───── ITEMS

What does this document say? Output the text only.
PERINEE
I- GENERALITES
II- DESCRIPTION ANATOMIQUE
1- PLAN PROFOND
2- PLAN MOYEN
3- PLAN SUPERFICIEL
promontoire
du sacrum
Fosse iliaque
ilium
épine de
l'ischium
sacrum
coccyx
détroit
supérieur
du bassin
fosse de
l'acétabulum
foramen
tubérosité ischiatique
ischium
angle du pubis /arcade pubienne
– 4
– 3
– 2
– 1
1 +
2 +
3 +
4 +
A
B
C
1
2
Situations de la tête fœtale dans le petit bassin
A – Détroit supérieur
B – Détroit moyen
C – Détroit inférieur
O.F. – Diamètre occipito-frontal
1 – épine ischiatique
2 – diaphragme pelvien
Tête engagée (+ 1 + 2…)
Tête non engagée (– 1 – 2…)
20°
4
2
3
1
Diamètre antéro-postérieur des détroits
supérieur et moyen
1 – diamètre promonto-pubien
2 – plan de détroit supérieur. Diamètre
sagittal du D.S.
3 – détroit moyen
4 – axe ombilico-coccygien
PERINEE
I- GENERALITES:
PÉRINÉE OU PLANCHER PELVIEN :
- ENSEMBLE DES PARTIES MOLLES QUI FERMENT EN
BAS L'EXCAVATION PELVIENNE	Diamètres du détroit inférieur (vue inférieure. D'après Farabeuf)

──────────

WHAT IS NEEDED: Can you restate every record above word for word?

SOLUTION FOR THIS TASK:
What does this document say? Output the text only.
PERINEE
I- GENERALITES
II- DESCRIPTION ANATOMIQUE
1- PLAN PROFOND
2- PLAN MOYEN
3- PLAN SUPERFICIEL
promontoire
du sacrum
Fosse iliaque
ilium
épine de
l'ischium
sacrum
coccyx
détroit
supérieur
du bassin
fosse de
l'acétabulum
foramen
tubérosité ischiatique
ischium
angle du pubis /arcade pubienne
– 4
– 3
– 2
– 1
1 +
2 +
3 +
4 +
A
B
C
1
2
Situations de la tête fœtale dans le petit bassin
A – Détroit supérieur
B – Détroit moyen
C – Détroit inférieur
O.F. – Diamètre occipito-frontal
1 – épine ischiatique
2 – diaphragme pelvien
Tête engagée (+ 1 + 2…)
Tête non engagée (– 1 – 2…)
20°
4
2
3
1
Diamètre antéro-postérieur des détroits
supérieur et moyen
1 – diamètre promonto-pubien
2 – plan de détroit supérieur. Diamètre
sagittal du D.S.
3 – détroit moyen
4 – axe ombilico-coccygien
PERINEE
I- GENERALITES:
PÉRINÉE OU PLANCHER PELVIEN :
- ENSEMBLE DES PARTIES MOLLES QUI FERMENT EN
BAS L'EXCAVATION PELVIENNE	Diamètres du détroit inférieur (vue inférieure. D'après Farabeuf)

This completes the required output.